--- START OF DATASET CONTENT ---

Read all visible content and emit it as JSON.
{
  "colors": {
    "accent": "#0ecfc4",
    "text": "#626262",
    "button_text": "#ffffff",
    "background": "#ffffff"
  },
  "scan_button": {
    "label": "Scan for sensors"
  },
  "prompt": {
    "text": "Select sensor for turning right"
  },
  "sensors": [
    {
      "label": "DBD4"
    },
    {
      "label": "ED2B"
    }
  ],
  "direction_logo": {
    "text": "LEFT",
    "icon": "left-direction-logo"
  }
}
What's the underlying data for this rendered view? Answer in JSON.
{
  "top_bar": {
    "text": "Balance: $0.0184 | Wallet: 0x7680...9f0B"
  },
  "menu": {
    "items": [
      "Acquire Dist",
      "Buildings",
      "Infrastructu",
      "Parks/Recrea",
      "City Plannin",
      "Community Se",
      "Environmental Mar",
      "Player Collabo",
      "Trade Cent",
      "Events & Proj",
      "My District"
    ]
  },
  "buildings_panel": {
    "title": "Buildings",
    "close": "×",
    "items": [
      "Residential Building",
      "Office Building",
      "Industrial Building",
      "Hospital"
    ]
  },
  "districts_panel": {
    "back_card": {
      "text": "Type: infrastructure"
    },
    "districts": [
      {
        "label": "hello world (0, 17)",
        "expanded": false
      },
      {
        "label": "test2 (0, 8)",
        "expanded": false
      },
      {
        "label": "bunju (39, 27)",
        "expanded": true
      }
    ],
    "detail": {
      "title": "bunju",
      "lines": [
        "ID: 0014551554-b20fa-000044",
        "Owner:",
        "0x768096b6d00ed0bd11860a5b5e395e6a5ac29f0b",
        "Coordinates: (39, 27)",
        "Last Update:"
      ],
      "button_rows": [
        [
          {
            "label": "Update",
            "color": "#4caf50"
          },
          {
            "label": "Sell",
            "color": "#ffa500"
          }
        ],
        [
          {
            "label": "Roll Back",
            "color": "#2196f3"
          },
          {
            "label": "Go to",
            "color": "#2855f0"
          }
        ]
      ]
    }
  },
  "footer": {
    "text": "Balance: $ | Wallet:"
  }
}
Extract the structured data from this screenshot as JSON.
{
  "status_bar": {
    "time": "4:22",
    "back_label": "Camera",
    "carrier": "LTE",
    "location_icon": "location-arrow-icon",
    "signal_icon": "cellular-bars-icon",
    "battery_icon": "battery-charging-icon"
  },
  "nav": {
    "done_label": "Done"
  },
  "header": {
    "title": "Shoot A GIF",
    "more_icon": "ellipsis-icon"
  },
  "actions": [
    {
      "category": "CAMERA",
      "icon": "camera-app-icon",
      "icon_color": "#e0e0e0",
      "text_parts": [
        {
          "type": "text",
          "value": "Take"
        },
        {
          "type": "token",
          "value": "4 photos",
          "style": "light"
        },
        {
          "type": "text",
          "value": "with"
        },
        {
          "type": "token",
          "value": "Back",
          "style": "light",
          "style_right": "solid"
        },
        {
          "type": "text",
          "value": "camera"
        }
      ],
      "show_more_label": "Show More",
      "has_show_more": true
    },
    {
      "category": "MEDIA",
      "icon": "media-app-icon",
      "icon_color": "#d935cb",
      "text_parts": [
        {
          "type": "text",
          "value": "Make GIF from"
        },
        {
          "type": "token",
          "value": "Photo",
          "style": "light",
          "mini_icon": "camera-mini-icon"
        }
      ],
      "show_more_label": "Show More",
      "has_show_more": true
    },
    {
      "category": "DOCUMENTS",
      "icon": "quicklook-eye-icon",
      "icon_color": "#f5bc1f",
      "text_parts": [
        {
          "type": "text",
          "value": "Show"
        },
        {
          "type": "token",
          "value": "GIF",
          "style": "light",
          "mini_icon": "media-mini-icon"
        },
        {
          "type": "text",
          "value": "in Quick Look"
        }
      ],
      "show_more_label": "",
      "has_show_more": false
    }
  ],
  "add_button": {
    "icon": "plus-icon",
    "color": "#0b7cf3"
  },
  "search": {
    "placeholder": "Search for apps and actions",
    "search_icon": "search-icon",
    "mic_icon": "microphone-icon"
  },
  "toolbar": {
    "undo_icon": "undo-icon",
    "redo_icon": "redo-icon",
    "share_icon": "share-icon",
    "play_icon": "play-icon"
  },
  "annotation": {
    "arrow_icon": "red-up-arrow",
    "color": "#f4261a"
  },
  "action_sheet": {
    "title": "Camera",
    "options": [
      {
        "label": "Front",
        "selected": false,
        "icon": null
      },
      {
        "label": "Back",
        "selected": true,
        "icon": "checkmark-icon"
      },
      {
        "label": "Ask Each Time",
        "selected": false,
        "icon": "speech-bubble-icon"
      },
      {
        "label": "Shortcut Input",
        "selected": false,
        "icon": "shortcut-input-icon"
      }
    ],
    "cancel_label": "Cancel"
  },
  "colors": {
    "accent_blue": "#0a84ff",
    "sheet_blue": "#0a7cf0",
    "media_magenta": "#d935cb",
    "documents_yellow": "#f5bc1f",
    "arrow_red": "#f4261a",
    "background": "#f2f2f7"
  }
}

--- END OF DATASET CONTENT ---

WHAT YOU WILL DO:
Quote each line of the data above exactly as written.

SOLUTION BELOW:
Read all visible content and emit it as JSON.
{
  "colors": {
    "accent": "#0ecfc4",
    "text": "#626262",
    "button_text": "#ffffff",
    "background": "#ffffff"
  },
  "scan_button": {
    "label": "Scan for sensors"
  },
  "prompt": {
    "text": "Select sensor for turning right"
  },
  "sensors": [
    {
      "label": "DBD4"
    },
    {
      "label": "ED2B"
    }
  ],
  "direction_logo": {
    "text": "LEFT",
    "icon": "left-direction-logo"
  }
}
What's the underlying data for this rendered view? Answer in JSON.
{
  "top_bar": {
    "text": "Balance: $0.0184 | Wallet: 0x7680...9f0B"
  },
  "menu": {
    "items": [
      "Acquire Dist",
      "Buildings",
      "Infrastructu",
      "Parks/Recrea",
      "City Plannin",
      "Community Se",
      "Environmental Mar",
      "Player Collabo",
      "Trade Cent",
      "Events & Proj",
      "My District"
    ]
  },
  "buildings_panel": {
    "title": "Buildings",
    "close": "×",
    "items": [
      "Residential Building",
      "Office Building",
      "Industrial Building",
      "Hospital"
    ]
  },
  "districts_panel": {
    "back_card": {
      "text": "Type: infrastructure"
    },
    "districts": [
      {
        "label": "hello world (0, 17)",
        "expanded": false
      },
      {
        "label": "test2 (0, 8)",
        "expanded": false
      },
      {
        "label": "bunju (39, 27)",
        "expanded": true
      }
    ],
    "detail": {
      "title": "bunju",
      "lines": [
        "ID: 0014551554-b20fa-000044",
        "Owner:",
        "0x768096b6d00ed0bd11860a5b5e395e6a5ac29f0b",
        "Coordinates: (39, 27)",
        "Last Update:"
      ],
      "button_rows": [
        [
          {
            "label": "Update",
            "color": "#4caf50"
          },
          {
            "label": "Sell",
            "color": "#ffa500"
          }
        ],
        [
          {
            "label": "Roll Back",
            "color": "#2196f3"
          },
          {
            "label": "Go to",
            "color": "#2855f0"
          }
        ]
      ]
    }
  },
  "footer": {
    "text": "Balance: $ | Wallet:"
  }
}
Extract the structured data from this screenshot as JSON.
{
  "status_bar": {
    "time": "4:22",
    "back_label": "Camera",
    "carrier": "LTE",
    "location_icon": "location-arrow-icon",
    "signal_icon": "cellular-bars-icon",
    "battery_icon": "battery-charging-icon"
  },
  "nav": {
    "done_label": "Done"
  },
  "header": {
    "title": "Shoot A GIF",
    "more_icon": "ellipsis-icon"
  },
  "actions": [
    {
      "category": "CAMERA",
      "icon": "camera-app-icon",
      "icon_color": "#e0e0e0",
      "text_parts": [
        {
          "type": "text",
          "value": "Take"
        },
        {
          "type": "token",
          "value": "4 photos",
          "style": "light"
        },
        {
          "type": "text",
          "value": "with"
        },
        {
          "type": "token",
          "value": "Back",
          "style": "light",
          "style_right": "solid"
        },
        {
          "type": "text",
          "value": "camera"
        }
      ],
      "show_more_label": "Show More",
      "has_show_more": true
    },
    {
      "category": "MEDIA",
      "icon": "media-app-icon",
      "icon_color": "#d935cb",
      "text_parts": [
        {
          "type": "text",
          "value": "Make GIF from"
        },
        {
          "type": "token",
          "value": "Photo",
          "style": "light",
          "mini_icon": "camera-mini-icon"
        }
      ],
      "show_more_label": "Show More",
      "has_show_more": true
    },
    {
      "category": "DOCUMENTS",
      "icon": "quicklook-eye-icon",
      "icon_color": "#f5bc1f",
      "text_parts": [
        {
          "type": "text",
          "value": "Show"
        },
        {
          "type": "token",
          "value": "GIF",
          "style": "light",
          "mini_icon": "media-mini-icon"
        },
        {
          "type": "text",
          "value": "in Quick Look"
        }
      ],
      "show_more_label": "",
      "has_show_more": false
    }
  ],
  "add_button": {
    "icon": "plus-icon",
    "color": "#0b7cf3"
  },
  "search": {
    "placeholder": "Search for apps and actions",
    "search_icon": "search-icon",
    "mic_icon": "microphone-icon"
  },
  "toolbar": {
    "undo_icon": "undo-icon",
    "redo_icon": "redo-icon",
    "share_icon": "share-icon",
    "play_icon": "play-icon"
  },
  "annotation": {
    "arrow_icon": "red-up-arrow",
    "color": "#f4261a"
  },
  "action_sheet": {
    "title": "Camera",
    "options": [
      {
        "label": "Front",
        "selected": false,
        "icon": null
      },
      {
        "label": "Back",
        "selected": true,
        "icon": "checkmark-icon"
      },
      {
        "label": "Ask Each Time",
        "selected": false,
        "icon": "speech-bubble-icon"
      },
      {
        "label": "Shortcut Input",
        "selected": false,
        "icon": "shortcut-input-icon"
      }
    ],
    "cancel_label": "Cancel"
  },
  "colors": {
    "accent_blue": "#0a84ff",
    "sheet_blue": "#0a7cf0",
    "media_magenta": "#d935cb",
    "documents_yellow": "#f5bc1f",
    "arrow_red": "#f4261a",
    "background": "#f2f2f7"
  }
}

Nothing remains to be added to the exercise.